▶ EXERCISE DETAILS
Each line of the listing that contains the word "France" is to be copied.

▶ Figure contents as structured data
"""
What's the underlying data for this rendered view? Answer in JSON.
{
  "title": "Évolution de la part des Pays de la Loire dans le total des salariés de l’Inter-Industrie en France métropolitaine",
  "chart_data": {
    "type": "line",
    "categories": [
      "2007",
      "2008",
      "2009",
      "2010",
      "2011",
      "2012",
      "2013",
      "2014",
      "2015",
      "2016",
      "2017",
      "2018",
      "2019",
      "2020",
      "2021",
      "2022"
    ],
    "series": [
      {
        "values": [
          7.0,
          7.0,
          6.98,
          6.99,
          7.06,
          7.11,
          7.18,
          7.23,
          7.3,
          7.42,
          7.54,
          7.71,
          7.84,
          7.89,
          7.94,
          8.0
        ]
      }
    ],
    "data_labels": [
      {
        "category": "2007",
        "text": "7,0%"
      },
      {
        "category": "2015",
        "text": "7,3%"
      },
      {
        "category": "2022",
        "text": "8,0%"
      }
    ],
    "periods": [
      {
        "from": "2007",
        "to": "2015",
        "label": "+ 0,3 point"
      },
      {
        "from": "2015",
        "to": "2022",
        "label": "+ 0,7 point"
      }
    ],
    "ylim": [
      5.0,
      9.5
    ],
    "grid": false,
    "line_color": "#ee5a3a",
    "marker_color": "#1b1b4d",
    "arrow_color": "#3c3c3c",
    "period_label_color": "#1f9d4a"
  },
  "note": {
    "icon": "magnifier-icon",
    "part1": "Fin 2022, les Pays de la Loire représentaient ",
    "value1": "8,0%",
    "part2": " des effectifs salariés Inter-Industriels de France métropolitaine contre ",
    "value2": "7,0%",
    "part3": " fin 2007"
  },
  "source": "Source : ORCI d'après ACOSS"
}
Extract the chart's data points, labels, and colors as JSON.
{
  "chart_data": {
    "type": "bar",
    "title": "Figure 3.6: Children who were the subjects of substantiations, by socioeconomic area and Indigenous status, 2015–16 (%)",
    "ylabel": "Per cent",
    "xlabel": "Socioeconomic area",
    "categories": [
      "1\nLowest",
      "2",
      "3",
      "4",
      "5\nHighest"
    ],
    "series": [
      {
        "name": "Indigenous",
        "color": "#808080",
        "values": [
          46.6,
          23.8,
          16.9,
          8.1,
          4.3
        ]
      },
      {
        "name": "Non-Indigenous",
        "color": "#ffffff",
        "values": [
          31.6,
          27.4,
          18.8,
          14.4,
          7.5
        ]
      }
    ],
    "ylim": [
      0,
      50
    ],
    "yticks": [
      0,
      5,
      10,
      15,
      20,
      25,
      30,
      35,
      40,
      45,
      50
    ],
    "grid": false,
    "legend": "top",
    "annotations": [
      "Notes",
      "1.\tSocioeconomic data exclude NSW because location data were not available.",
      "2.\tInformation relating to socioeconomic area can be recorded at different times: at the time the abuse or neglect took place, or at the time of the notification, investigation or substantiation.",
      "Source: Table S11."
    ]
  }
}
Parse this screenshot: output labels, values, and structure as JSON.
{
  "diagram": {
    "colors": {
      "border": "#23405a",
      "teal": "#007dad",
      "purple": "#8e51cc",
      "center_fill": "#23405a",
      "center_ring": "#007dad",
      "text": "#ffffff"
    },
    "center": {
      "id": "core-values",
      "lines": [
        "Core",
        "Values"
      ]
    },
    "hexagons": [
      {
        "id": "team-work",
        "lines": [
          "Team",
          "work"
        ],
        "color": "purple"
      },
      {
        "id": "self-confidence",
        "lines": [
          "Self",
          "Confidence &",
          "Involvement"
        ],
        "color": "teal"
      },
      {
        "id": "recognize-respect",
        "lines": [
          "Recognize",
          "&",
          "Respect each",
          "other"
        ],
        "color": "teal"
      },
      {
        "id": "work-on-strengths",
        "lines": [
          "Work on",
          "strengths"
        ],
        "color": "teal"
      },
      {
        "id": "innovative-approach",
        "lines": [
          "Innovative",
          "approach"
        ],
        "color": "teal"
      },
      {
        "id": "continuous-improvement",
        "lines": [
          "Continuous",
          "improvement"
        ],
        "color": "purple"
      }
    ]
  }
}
"""
▶ WRITTEN ANSWER
  "title": "Évolution de la part des Pays de la Loire dans le total des salariés de l’Inter-Industrie en France métropolitaine",
    "part2": " des effectifs salariés Inter-Industriels de France métropolitaine contre ",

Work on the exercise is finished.